*TO BE DONE*:
Filter the data for lines with the word "scène", then copy every line so identified.

*SOURCE MATERIAL*:

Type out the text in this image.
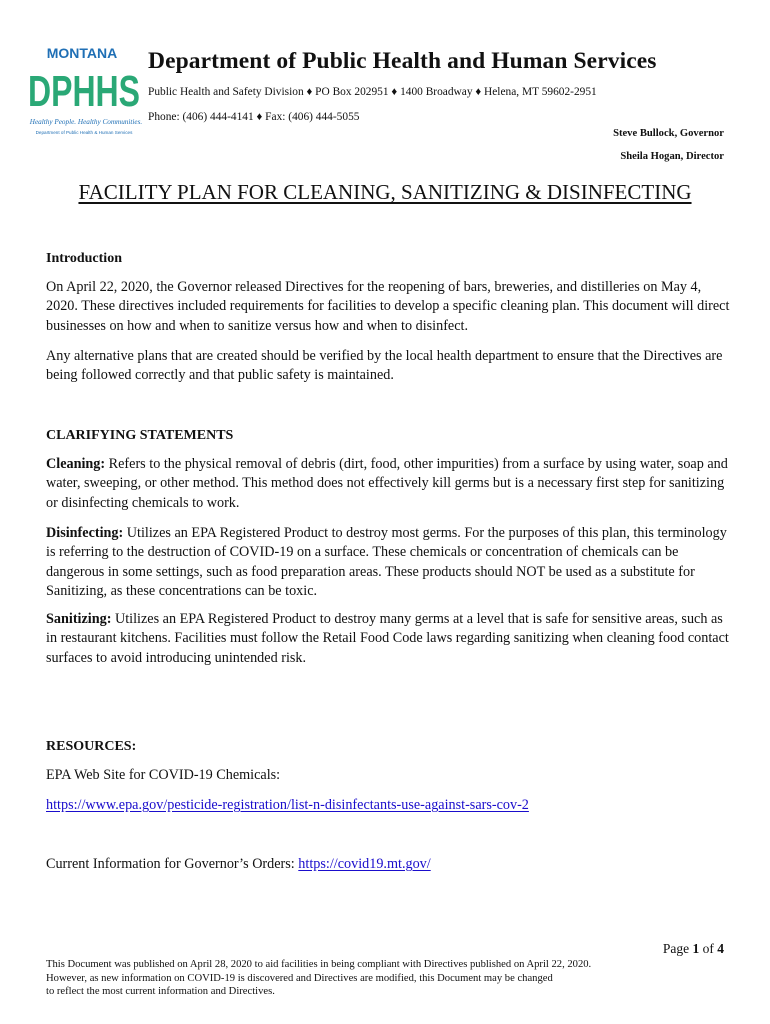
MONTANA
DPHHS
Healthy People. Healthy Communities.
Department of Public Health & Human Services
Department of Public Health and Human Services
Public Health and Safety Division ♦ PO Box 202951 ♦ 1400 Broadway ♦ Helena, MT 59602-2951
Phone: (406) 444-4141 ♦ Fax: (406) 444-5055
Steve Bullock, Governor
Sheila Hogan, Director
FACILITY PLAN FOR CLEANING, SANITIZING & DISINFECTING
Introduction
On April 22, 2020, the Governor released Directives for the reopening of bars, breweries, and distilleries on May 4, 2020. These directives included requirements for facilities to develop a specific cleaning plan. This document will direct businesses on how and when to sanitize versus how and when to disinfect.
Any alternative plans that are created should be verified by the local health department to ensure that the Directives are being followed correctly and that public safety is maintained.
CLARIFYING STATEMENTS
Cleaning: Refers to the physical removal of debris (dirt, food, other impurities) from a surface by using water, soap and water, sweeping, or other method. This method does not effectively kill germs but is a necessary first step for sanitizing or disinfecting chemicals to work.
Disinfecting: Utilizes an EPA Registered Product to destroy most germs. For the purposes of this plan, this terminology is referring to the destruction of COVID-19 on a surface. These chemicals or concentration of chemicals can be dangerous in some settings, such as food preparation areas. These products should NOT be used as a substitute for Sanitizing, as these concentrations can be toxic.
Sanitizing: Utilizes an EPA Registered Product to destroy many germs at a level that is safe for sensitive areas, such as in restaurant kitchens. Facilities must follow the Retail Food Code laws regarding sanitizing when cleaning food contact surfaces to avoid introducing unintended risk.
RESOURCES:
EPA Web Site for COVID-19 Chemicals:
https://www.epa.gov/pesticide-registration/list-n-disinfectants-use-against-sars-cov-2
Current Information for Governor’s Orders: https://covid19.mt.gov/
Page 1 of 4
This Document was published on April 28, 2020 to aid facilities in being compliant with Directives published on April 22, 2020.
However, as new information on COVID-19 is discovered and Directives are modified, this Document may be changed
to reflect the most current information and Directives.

...

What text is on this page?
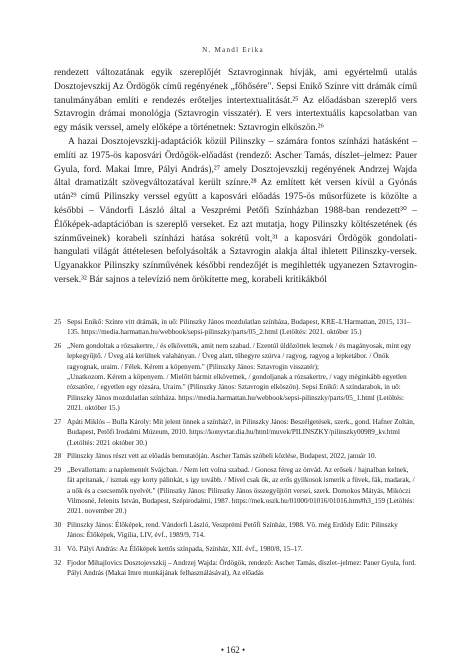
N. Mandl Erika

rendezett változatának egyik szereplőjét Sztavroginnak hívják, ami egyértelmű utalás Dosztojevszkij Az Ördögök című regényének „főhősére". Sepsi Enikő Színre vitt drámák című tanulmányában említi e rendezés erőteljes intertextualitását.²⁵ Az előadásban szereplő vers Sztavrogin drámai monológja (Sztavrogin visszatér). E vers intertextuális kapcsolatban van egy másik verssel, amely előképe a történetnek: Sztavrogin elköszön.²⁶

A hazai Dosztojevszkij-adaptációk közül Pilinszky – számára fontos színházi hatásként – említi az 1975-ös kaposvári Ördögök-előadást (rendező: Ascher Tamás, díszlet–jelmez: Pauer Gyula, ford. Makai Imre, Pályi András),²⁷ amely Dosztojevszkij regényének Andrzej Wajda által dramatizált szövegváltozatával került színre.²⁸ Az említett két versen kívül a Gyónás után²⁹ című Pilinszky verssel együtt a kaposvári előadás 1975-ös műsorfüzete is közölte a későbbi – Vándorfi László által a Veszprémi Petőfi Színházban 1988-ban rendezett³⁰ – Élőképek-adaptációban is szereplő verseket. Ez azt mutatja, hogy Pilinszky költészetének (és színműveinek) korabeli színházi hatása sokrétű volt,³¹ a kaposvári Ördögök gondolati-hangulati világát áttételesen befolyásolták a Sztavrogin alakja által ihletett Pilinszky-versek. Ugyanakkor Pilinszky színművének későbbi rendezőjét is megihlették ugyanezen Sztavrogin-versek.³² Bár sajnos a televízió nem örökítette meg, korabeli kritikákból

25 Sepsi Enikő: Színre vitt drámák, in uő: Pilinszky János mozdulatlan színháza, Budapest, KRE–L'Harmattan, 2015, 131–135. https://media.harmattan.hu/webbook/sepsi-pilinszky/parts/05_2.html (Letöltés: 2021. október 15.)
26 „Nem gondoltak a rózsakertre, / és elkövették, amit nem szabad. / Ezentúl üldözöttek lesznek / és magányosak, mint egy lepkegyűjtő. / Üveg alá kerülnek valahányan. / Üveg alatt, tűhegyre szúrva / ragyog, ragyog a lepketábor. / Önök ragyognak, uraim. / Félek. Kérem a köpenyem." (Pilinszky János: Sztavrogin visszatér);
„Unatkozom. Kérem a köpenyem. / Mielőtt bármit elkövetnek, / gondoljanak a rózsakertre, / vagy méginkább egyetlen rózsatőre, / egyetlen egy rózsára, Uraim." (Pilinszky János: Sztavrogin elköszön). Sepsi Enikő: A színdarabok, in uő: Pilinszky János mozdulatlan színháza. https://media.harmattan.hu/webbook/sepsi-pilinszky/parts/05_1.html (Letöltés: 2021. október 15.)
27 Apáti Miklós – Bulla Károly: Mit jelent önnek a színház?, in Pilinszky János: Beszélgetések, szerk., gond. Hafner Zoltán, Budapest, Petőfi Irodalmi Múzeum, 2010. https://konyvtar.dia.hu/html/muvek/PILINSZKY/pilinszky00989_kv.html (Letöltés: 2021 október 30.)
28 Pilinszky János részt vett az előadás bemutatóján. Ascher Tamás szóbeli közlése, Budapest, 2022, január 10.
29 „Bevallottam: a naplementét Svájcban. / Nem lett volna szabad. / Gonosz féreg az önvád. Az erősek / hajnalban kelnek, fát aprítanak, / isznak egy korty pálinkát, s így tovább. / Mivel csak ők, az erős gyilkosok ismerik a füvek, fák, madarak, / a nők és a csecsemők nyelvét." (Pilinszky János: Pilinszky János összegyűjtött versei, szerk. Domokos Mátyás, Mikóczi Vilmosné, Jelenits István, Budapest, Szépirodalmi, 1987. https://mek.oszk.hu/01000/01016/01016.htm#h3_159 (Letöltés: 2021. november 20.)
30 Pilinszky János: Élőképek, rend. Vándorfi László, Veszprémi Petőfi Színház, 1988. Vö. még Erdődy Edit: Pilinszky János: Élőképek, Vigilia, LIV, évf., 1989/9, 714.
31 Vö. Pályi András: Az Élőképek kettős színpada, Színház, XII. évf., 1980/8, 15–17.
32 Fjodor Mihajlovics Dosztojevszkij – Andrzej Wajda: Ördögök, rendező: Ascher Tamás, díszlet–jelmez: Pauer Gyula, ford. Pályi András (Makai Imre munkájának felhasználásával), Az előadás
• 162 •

---

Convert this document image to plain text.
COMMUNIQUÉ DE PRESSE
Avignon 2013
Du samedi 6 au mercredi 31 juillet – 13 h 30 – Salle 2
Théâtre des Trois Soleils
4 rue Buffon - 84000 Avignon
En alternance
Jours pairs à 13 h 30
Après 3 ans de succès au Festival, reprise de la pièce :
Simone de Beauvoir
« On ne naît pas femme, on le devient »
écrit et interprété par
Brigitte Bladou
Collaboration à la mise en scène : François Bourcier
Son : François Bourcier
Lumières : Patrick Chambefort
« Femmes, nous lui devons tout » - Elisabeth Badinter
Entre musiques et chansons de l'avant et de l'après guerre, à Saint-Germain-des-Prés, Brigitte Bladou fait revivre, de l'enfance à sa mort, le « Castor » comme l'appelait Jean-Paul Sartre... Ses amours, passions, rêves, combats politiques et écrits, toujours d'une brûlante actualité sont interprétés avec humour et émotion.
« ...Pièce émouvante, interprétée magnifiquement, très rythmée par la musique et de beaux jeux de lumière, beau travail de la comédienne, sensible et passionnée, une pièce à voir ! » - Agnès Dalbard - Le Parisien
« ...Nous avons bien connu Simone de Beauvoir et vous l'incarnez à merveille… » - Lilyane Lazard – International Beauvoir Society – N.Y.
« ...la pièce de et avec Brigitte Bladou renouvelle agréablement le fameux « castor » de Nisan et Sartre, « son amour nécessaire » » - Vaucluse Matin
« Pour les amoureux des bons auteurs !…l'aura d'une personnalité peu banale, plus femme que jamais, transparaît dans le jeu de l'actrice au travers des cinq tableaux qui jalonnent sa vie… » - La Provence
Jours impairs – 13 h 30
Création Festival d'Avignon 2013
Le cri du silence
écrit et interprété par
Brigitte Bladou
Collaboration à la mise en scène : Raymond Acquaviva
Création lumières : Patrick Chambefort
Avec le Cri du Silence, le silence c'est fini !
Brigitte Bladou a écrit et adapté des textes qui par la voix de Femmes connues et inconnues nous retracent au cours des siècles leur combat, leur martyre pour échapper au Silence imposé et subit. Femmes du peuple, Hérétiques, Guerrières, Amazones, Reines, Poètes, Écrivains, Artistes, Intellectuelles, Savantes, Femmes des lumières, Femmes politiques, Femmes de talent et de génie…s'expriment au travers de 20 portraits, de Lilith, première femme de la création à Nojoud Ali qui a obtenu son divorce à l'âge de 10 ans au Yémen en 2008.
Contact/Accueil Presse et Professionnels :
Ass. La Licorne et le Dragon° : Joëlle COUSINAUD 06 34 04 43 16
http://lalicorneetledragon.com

*THE RESPONSE*:
Collaboration à la mise en scène : François Bourcier
Collaboration à la mise en scène : Raymond Acquaviva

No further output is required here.